## start
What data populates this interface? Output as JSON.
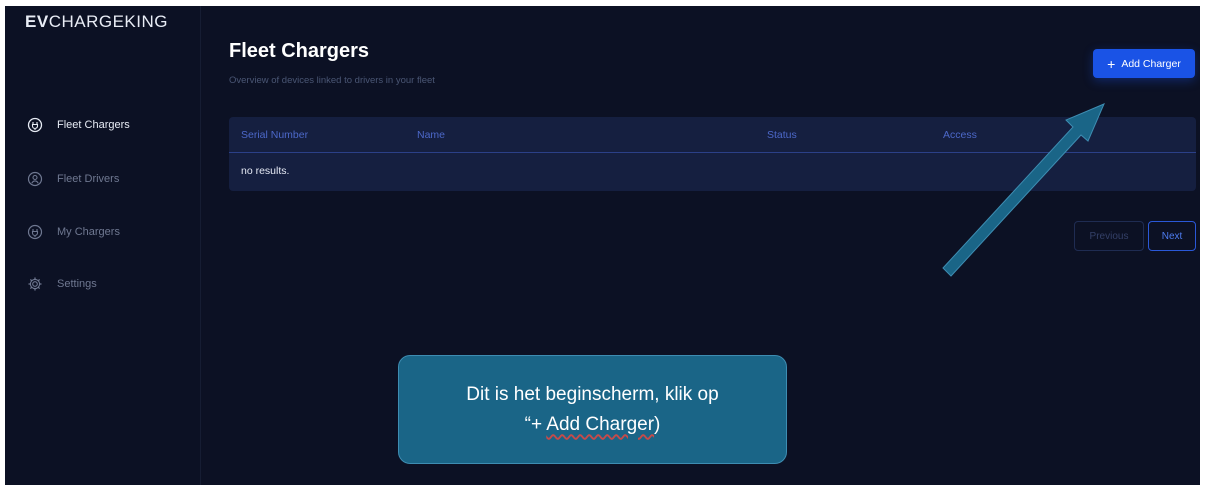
{
  "brand": {
    "prefix": "EV",
    "name": "CHARGEKING"
  },
  "sidebar": {
    "items": [
      {
        "label": "Fleet Chargers",
        "icon": "plug-icon",
        "active": true
      },
      {
        "label": "Fleet Drivers",
        "icon": "user-icon",
        "active": false
      },
      {
        "label": "My Chargers",
        "icon": "plug-icon",
        "active": false
      },
      {
        "label": "Settings",
        "icon": "gear-icon",
        "active": false
      }
    ]
  },
  "header": {
    "title": "Fleet Chargers",
    "subtitle": "Overview of devices linked to drivers in your fleet",
    "add_button": {
      "icon": "+",
      "label": "Add Charger"
    }
  },
  "table": {
    "columns": [
      "Serial Number",
      "Name",
      "Status",
      "Access"
    ],
    "empty_text": "no results."
  },
  "pagination": {
    "previous": "Previous",
    "next": "Next"
  },
  "callout": {
    "line1": "Dit is het beginscherm, klik op",
    "line2_prefix": "“+ ",
    "line2_link": "Add Charger",
    "line2_suffix": ")"
  },
  "colors": {
    "background": "#0c1124",
    "accent": "#1a53e6",
    "table_bg": "#151f40",
    "callout_bg": "#1a6587"
  }
}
## end
▶ **EXERCISE INSTRUCTIONS**: Using the records above, retype everything exactly except the pictures.

▶ **COMPLETE RESPONSE**:
What data populates this interface? Output as JSON.
{
  "brand": {
    "prefix": "EV",
    "name": "CHARGEKING"
  },
  "sidebar": {
    "items": [
      {
        "label": "Fleet Chargers",
        "icon": "plug-icon",
        "active": true
      },
      {
        "label": "Fleet Drivers",
        "icon": "user-icon",
        "active": false
      },
      {
        "label": "My Chargers",
        "icon": "plug-icon",
        "active": false
      },
      {
        "label": "Settings",
        "icon": "gear-icon",
        "active": false
      }
    ]
  },
  "header": {
    "title": "Fleet Chargers",
    "subtitle": "Overview of devices linked to drivers in your fleet",
    "add_button": {
      "icon": "+",
      "label": "Add Charger"
    }
  },
  "table": {
    "columns": [
      "Serial Number",
      "Name",
      "Status",
      "Access"
    ],
    "empty_text": "no results."
  },
  "pagination": {
    "previous": "Previous",
    "next": "Next"
  },
  "callout": {
    "line1": "Dit is het beginscherm, klik op",
    "line2_prefix": "“+ ",
    "line2_link": "Add Charger",
    "line2_suffix": ")"
  },
  "colors": {
    "background": "#0c1124",
    "accent": "#1a53e6",
    "table_bg": "#151f40",
    "callout_bg": "#1a6587"
  }
}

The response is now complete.